* [Dataset excerpts]
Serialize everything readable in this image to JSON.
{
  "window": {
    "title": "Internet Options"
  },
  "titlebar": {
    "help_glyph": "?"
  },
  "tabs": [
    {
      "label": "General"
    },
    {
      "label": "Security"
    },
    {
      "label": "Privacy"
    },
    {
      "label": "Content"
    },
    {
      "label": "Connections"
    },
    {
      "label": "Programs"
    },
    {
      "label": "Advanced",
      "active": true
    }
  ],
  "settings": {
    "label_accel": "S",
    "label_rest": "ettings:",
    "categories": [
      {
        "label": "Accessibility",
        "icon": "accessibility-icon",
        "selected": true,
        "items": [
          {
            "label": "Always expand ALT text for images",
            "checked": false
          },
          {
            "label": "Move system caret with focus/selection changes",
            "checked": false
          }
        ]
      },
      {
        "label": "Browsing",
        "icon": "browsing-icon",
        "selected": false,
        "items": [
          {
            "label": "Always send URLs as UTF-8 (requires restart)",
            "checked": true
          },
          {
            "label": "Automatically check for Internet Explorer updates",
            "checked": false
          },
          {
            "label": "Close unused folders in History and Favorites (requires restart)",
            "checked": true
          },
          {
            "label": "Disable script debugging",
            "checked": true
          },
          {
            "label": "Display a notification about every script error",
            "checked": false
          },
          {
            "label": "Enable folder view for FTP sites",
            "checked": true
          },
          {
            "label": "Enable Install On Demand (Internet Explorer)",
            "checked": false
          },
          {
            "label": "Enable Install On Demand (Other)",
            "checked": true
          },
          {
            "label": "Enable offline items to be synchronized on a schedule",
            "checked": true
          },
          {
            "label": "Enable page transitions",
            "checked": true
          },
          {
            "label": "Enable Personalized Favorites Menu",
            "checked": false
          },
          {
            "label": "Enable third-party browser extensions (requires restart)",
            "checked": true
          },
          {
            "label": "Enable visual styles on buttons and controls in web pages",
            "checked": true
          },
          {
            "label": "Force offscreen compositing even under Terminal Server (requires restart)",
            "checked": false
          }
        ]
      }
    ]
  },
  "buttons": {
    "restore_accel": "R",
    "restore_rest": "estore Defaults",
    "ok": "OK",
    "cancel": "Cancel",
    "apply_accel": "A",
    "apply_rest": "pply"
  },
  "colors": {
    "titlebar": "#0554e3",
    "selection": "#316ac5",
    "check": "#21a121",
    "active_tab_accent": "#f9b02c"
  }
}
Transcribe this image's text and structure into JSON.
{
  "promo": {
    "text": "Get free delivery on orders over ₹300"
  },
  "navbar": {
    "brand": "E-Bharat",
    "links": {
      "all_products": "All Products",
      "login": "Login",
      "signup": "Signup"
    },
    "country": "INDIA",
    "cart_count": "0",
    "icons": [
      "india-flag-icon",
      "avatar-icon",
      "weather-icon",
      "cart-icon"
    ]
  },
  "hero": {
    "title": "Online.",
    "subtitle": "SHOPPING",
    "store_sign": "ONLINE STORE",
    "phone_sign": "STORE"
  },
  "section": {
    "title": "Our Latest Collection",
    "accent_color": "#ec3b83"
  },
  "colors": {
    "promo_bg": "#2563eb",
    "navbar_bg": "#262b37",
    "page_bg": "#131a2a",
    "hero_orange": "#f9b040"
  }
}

* [Set exercise] Show the lines of the records that include the string "this".

* [Written answer]
Serialize everything readable in this image to JSON.
Transcribe this image's text and structure into JSON.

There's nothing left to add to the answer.